WORK TO BE COMPLETED:
Below, find each line holding "BASED" and state how many there are, using the number alone.

┌─ SUPPLIED DATA

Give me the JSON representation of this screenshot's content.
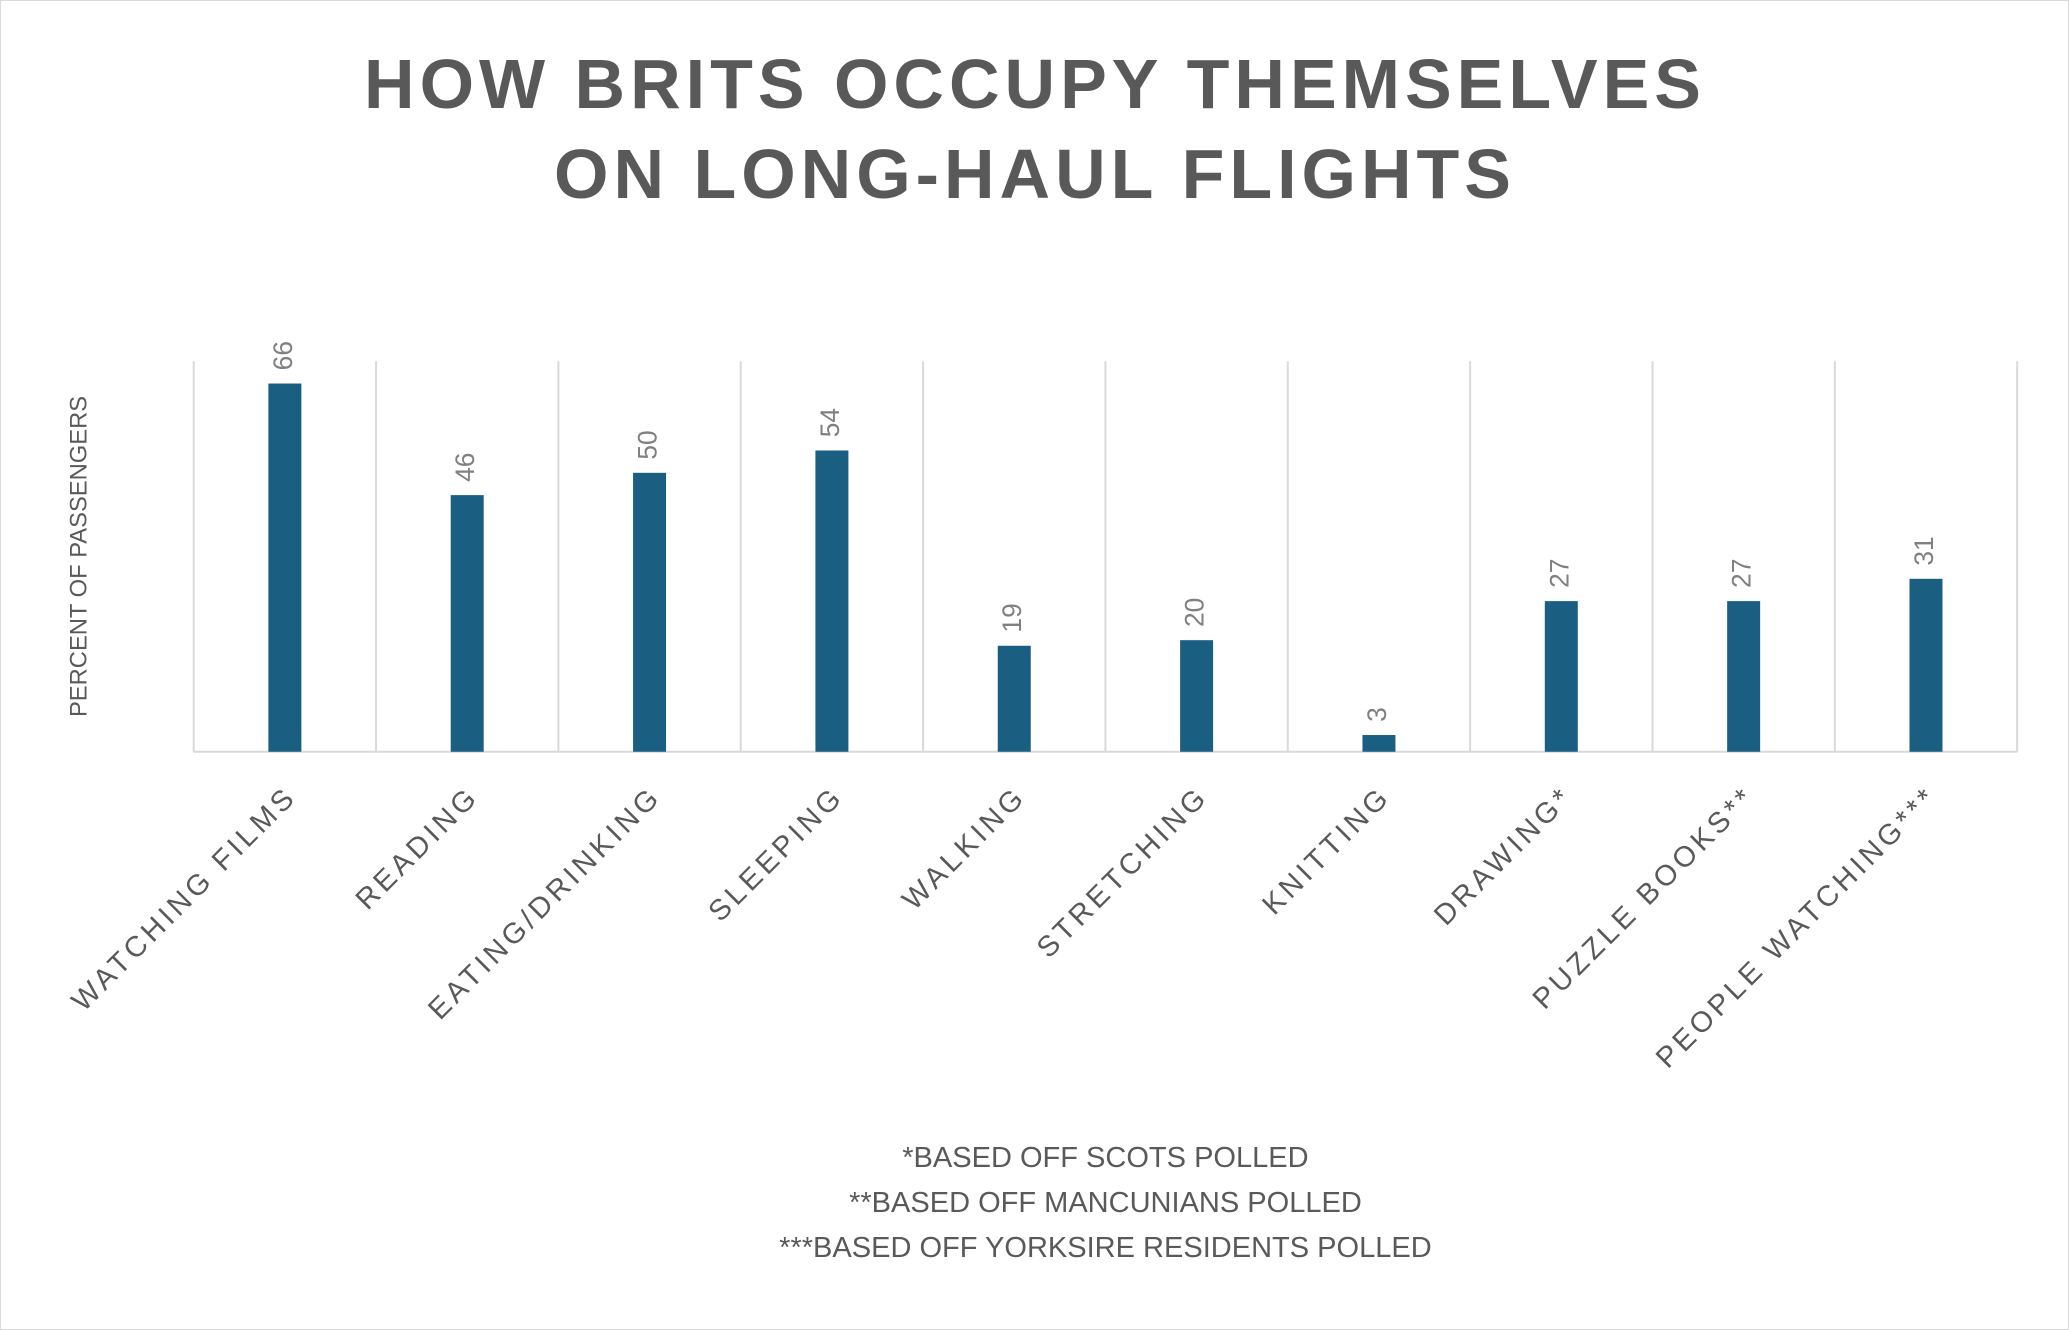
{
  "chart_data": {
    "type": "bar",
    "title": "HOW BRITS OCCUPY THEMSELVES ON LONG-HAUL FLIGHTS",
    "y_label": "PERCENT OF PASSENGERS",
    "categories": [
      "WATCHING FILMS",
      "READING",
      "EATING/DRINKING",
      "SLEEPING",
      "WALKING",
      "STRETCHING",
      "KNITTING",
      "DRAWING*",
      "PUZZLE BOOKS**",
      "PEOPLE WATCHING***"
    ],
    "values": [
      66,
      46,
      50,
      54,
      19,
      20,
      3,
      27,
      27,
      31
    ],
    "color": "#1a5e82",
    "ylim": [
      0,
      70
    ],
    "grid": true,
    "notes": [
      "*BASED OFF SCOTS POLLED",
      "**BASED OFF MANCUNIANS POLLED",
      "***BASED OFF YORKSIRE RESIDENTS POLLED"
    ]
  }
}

└─

EXERCISE RESULT:
3